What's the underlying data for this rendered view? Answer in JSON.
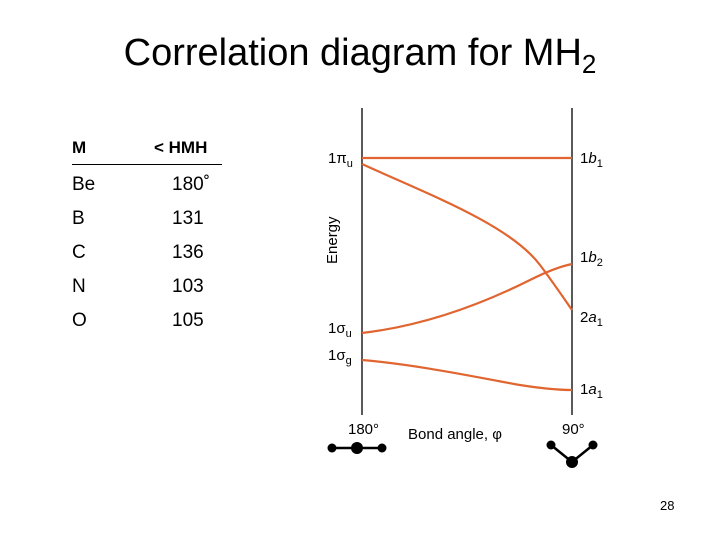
{
  "title": {
    "main": "Correlation diagram for MH",
    "subscript": "2"
  },
  "table": {
    "headers": {
      "metal": "M",
      "angle": "< HMH"
    },
    "rows": [
      {
        "metal": "Be",
        "angle": "180˚"
      },
      {
        "metal": "B",
        "angle": "131"
      },
      {
        "metal": "C",
        "angle": "136"
      },
      {
        "metal": "N",
        "angle": "103"
      },
      {
        "metal": "O",
        "angle": "105"
      }
    ]
  },
  "diagram": {
    "y_axis_label": "Energy",
    "x_axis_label": "Bond angle, φ",
    "left_angle": "180°",
    "right_angle": "90°",
    "left_labels": [
      {
        "pre": "1π",
        "sub": "u"
      },
      {
        "pre": "1σ",
        "sub": "u"
      },
      {
        "pre": "1σ",
        "sub": "g"
      }
    ],
    "right_labels": [
      {
        "pre": "1",
        "it": "b",
        "sub": "1"
      },
      {
        "pre": "1",
        "it": "b",
        "sub": "2"
      },
      {
        "pre": "2",
        "it": "a",
        "sub": "1"
      },
      {
        "pre": "1",
        "it": "a",
        "sub": "1"
      }
    ],
    "curve_color": "#e06530"
  },
  "page_number": "28"
}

★ ★ ★ ★ ★

# TASK STATEMENT
Quote the preceding records in their entirety, excluding every picture.

# EXPECTED OUTPUT
What's the underlying data for this rendered view? Answer in JSON.
{
  "title": {
    "main": "Correlation diagram for MH",
    "subscript": "2"
  },
  "table": {
    "headers": {
      "metal": "M",
      "angle": "< HMH"
    },
    "rows": [
      {
        "metal": "Be",
        "angle": "180˚"
      },
      {
        "metal": "B",
        "angle": "131"
      },
      {
        "metal": "C",
        "angle": "136"
      },
      {
        "metal": "N",
        "angle": "103"
      },
      {
        "metal": "O",
        "angle": "105"
      }
    ]
  },
  "diagram": {
    "y_axis_label": "Energy",
    "x_axis_label": "Bond angle, φ",
    "left_angle": "180°",
    "right_angle": "90°",
    "left_labels": [
      {
        "pre": "1π",
        "sub": "u"
      },
      {
        "pre": "1σ",
        "sub": "u"
      },
      {
        "pre": "1σ",
        "sub": "g"
      }
    ],
    "right_labels": [
      {
        "pre": "1",
        "it": "b",
        "sub": "1"
      },
      {
        "pre": "1",
        "it": "b",
        "sub": "2"
      },
      {
        "pre": "2",
        "it": "a",
        "sub": "1"
      },
      {
        "pre": "1",
        "it": "a",
        "sub": "1"
      }
    ],
    "curve_color": "#e06530"
  },
  "page_number": "28"
}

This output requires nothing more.